> **INSTRUCTIONS TO FOLLOW**
Reproduce the entries below with every instance of "div-expr" changed to "division-expr" and nothing else altered. Omit the pictures from your version.

> **GIVEN DATA**
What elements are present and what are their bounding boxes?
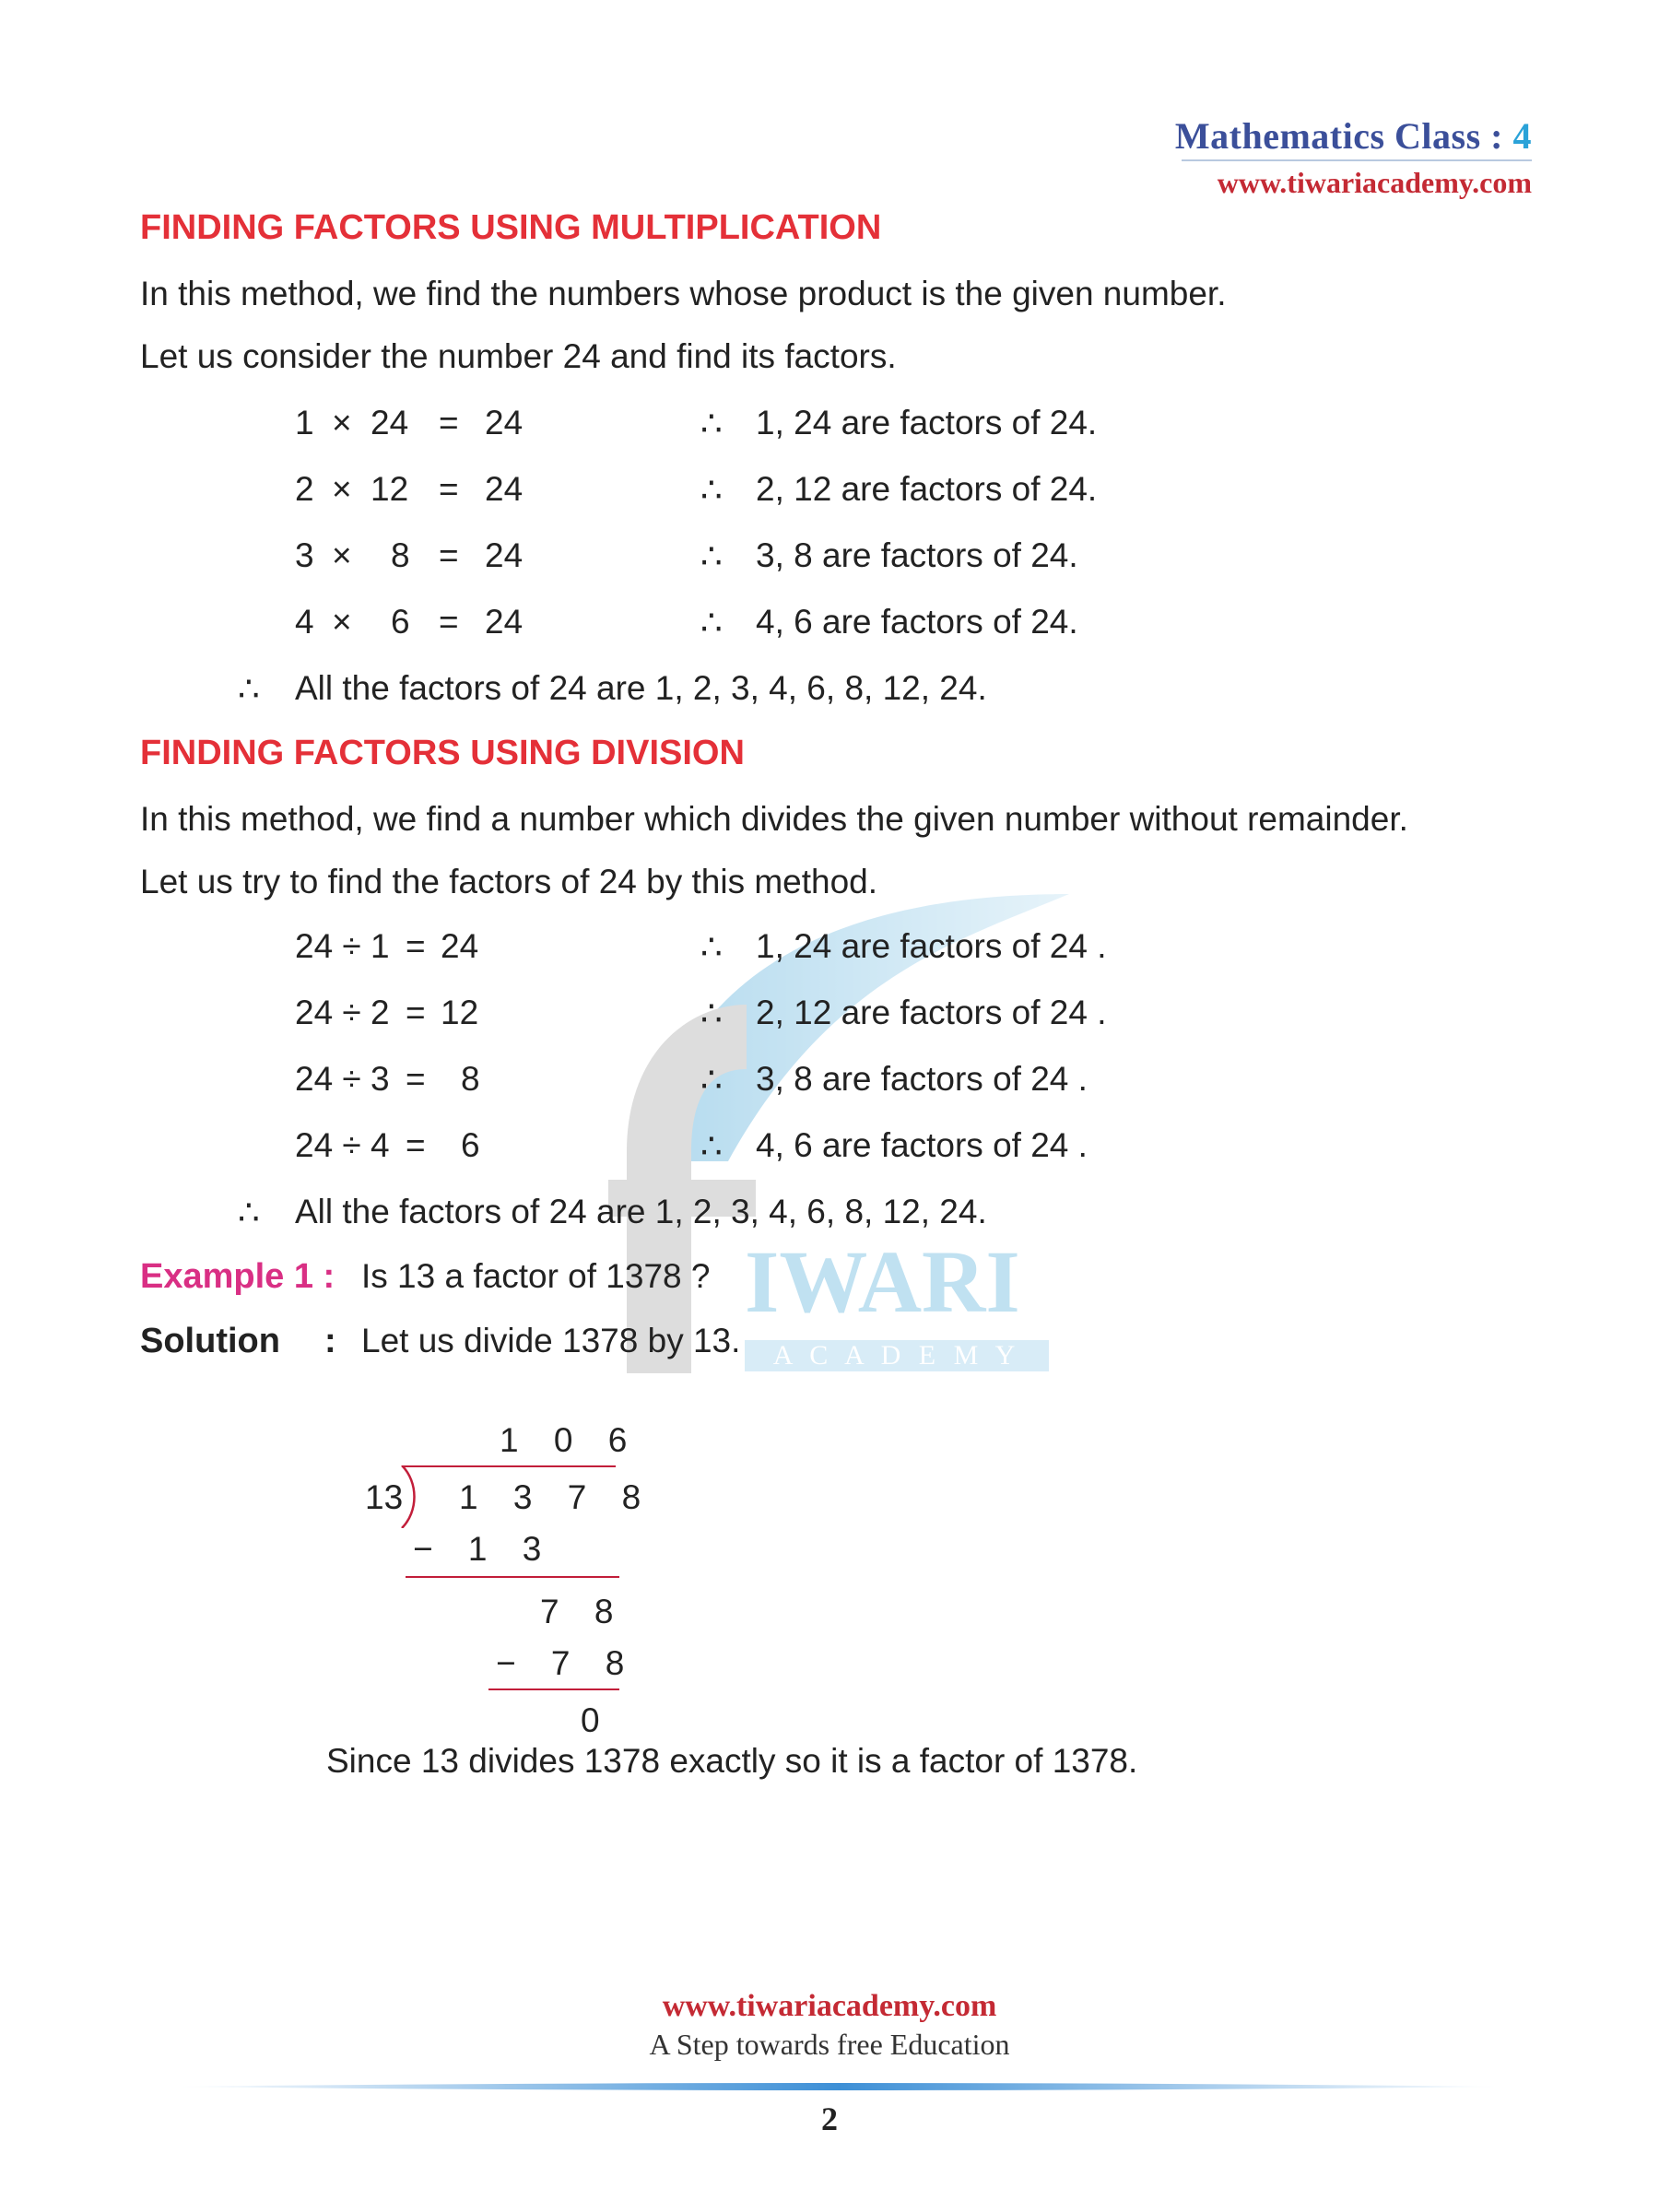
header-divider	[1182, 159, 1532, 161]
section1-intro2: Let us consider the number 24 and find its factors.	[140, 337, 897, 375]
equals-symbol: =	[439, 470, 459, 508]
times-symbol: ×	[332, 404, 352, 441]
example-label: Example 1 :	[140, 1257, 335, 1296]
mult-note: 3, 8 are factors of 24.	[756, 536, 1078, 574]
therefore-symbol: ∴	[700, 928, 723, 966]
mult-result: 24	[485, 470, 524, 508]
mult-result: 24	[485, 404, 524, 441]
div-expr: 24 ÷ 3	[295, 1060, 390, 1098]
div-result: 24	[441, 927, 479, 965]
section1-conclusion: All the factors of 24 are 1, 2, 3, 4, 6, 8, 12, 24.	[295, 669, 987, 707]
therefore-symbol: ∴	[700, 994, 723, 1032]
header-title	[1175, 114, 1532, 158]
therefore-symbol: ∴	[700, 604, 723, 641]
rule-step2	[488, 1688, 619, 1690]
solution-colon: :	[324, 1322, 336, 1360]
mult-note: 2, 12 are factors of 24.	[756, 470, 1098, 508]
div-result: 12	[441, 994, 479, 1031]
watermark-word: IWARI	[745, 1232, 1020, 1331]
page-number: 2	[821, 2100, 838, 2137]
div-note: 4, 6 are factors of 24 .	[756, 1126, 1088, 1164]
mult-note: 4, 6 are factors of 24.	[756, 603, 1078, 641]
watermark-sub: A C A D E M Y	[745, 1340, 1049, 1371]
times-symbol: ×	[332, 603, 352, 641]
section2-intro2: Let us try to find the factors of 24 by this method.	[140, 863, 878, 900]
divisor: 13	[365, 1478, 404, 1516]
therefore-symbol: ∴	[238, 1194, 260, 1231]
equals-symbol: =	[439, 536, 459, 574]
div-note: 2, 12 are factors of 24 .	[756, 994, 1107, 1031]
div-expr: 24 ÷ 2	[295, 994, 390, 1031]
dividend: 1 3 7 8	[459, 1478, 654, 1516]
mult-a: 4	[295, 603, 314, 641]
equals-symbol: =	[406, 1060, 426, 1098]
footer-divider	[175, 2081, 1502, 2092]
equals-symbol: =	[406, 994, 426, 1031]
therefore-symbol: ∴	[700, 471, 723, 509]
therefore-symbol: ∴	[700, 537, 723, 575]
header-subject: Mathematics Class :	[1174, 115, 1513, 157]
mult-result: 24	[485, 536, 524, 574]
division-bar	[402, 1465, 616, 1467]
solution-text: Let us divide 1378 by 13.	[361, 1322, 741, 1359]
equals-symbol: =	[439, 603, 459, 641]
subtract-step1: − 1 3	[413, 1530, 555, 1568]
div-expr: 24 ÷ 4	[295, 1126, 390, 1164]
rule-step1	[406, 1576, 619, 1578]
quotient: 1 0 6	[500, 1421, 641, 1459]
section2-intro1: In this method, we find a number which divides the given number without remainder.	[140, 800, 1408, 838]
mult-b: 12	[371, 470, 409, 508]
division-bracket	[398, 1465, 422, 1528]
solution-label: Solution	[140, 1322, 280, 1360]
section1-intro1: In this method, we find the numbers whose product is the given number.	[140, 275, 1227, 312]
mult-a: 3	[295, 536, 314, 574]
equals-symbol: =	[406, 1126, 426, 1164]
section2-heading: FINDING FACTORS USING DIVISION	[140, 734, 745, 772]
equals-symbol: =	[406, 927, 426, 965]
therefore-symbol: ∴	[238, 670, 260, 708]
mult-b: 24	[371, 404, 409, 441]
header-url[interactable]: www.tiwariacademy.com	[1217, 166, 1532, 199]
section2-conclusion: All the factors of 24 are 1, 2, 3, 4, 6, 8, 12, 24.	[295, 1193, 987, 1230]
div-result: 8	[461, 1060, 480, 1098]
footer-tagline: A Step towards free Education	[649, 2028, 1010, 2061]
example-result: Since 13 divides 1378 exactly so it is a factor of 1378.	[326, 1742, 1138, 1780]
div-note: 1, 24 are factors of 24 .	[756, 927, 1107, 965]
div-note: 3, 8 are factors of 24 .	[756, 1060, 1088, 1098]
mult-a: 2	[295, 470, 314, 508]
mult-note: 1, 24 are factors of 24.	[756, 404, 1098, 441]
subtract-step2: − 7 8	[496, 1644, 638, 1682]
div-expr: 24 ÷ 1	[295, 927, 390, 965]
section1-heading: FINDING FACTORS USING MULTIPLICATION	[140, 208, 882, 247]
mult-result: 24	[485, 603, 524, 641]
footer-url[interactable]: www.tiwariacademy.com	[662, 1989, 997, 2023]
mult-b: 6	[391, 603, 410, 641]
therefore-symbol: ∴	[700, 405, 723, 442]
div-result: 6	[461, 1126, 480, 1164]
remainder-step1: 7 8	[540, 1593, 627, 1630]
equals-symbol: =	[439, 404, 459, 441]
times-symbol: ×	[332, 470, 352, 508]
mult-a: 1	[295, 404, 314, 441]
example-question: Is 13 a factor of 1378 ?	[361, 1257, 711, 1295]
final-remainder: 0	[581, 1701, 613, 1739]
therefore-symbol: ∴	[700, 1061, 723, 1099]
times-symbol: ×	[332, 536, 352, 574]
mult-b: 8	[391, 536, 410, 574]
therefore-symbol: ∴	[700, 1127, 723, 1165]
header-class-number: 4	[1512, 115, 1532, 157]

> **RESULT BELOW**
What elements are present and what are their bounding boxes?
header-divider	[1182, 159, 1532, 161]
section1-intro2: Let us consider the number 24 and find its factors.	[140, 337, 897, 375]
equals-symbol: =	[439, 470, 459, 508]
times-symbol: ×	[332, 404, 352, 441]
example-label: Example 1 :	[140, 1257, 335, 1296]
mult-note: 3, 8 are factors of 24.	[756, 536, 1078, 574]
therefore-symbol: ∴	[700, 928, 723, 966]
mult-result: 24	[485, 470, 524, 508]
mult-result: 24	[485, 404, 524, 441]
division-expr: 24 ÷ 3	[295, 1060, 390, 1098]
div-result: 24	[441, 927, 479, 965]
section1-conclusion: All the factors of 24 are 1, 2, 3, 4, 6, 8, 12, 24.	[295, 669, 987, 707]
therefore-symbol: ∴	[700, 994, 723, 1032]
header-title	[1175, 114, 1532, 158]
therefore-symbol: ∴	[700, 604, 723, 641]
rule-step2	[488, 1688, 619, 1690]
solution-colon: :	[324, 1322, 336, 1360]
mult-note: 2, 12 are factors of 24.	[756, 470, 1098, 508]
div-result: 12	[441, 994, 479, 1031]
watermark-word: IWARI	[745, 1232, 1020, 1331]
page-number: 2	[821, 2100, 838, 2137]
div-note: 4, 6 are factors of 24 .	[756, 1126, 1088, 1164]
mult-note: 4, 6 are factors of 24.	[756, 603, 1078, 641]
watermark-sub: A C A D E M Y	[745, 1340, 1049, 1371]
times-symbol: ×	[332, 603, 352, 641]
section2-intro2: Let us try to find the factors of 24 by this method.	[140, 863, 878, 900]
divisor: 13	[365, 1478, 404, 1516]
therefore-symbol: ∴	[238, 1194, 260, 1231]
equals-symbol: =	[439, 536, 459, 574]
div-note: 2, 12 are factors of 24 .	[756, 994, 1107, 1031]
division-expr: 24 ÷ 2	[295, 994, 390, 1031]
dividend: 1 3 7 8	[459, 1478, 654, 1516]
mult-a: 4	[295, 603, 314, 641]
equals-symbol: =	[406, 1060, 426, 1098]
footer-divider	[175, 2081, 1502, 2092]
equals-symbol: =	[406, 994, 426, 1031]
therefore-symbol: ∴	[700, 471, 723, 509]
therefore-symbol: ∴	[700, 537, 723, 575]
header-subject: Mathematics Class :	[1174, 115, 1513, 157]
mult-result: 24	[485, 536, 524, 574]
division-bar	[402, 1465, 616, 1467]
solution-text: Let us divide 1378 by 13.	[361, 1322, 741, 1359]
equals-symbol: =	[439, 603, 459, 641]
subtract-step1: − 1 3	[413, 1530, 555, 1568]
division-expr: 24 ÷ 4	[295, 1126, 390, 1164]
rule-step1	[406, 1576, 619, 1578]
quotient: 1 0 6	[500, 1421, 641, 1459]
section2-intro1: In this method, we find a number which divides the given number without remainder.	[140, 800, 1408, 838]
mult-b: 12	[371, 470, 409, 508]
division-bracket	[398, 1465, 422, 1528]
solution-label: Solution	[140, 1322, 280, 1360]
section1-intro1: In this method, we find the numbers whose product is the given number.	[140, 275, 1227, 312]
mult-a: 3	[295, 536, 314, 574]
equals-symbol: =	[406, 1126, 426, 1164]
section2-heading: FINDING FACTORS USING DIVISION	[140, 734, 745, 772]
equals-symbol: =	[406, 927, 426, 965]
therefore-symbol: ∴	[238, 670, 260, 708]
mult-b: 24	[371, 404, 409, 441]
header-url[interactable]: www.tiwariacademy.com	[1217, 166, 1532, 199]
section2-conclusion: All the factors of 24 are 1, 2, 3, 4, 6, 8, 12, 24.	[295, 1193, 987, 1230]
div-result: 8	[461, 1060, 480, 1098]
footer-tagline: A Step towards free Education	[649, 2028, 1010, 2061]
example-result: Since 13 divides 1378 exactly so it is a factor of 1378.	[326, 1742, 1138, 1780]
div-note: 1, 24 are factors of 24 .	[756, 927, 1107, 965]
div-note: 3, 8 are factors of 24 .	[756, 1060, 1088, 1098]
mult-a: 2	[295, 470, 314, 508]
mult-note: 1, 24 are factors of 24.	[756, 404, 1098, 441]
subtract-step2: − 7 8	[496, 1644, 638, 1682]
division-expr: 24 ÷ 1	[295, 927, 390, 965]
section1-heading: FINDING FACTORS USING MULTIPLICATION	[140, 208, 882, 247]
mult-result: 24	[485, 603, 524, 641]
footer-url[interactable]: www.tiwariacademy.com	[662, 1989, 997, 2023]
mult-b: 6	[391, 603, 410, 641]
therefore-symbol: ∴	[700, 405, 723, 442]
div-result: 6	[461, 1126, 480, 1164]
remainder-step1: 7 8	[540, 1593, 627, 1630]
equals-symbol: =	[439, 404, 459, 441]
times-symbol: ×	[332, 470, 352, 508]
mult-a: 1	[295, 404, 314, 441]
example-question: Is 13 a factor of 1378 ?	[361, 1257, 711, 1295]
final-remainder: 0	[581, 1701, 613, 1739]
therefore-symbol: ∴	[700, 1061, 723, 1099]
times-symbol: ×	[332, 536, 352, 574]
mult-b: 8	[391, 536, 410, 574]
therefore-symbol: ∴	[700, 1127, 723, 1165]
header-class-number: 4	[1512, 115, 1532, 157]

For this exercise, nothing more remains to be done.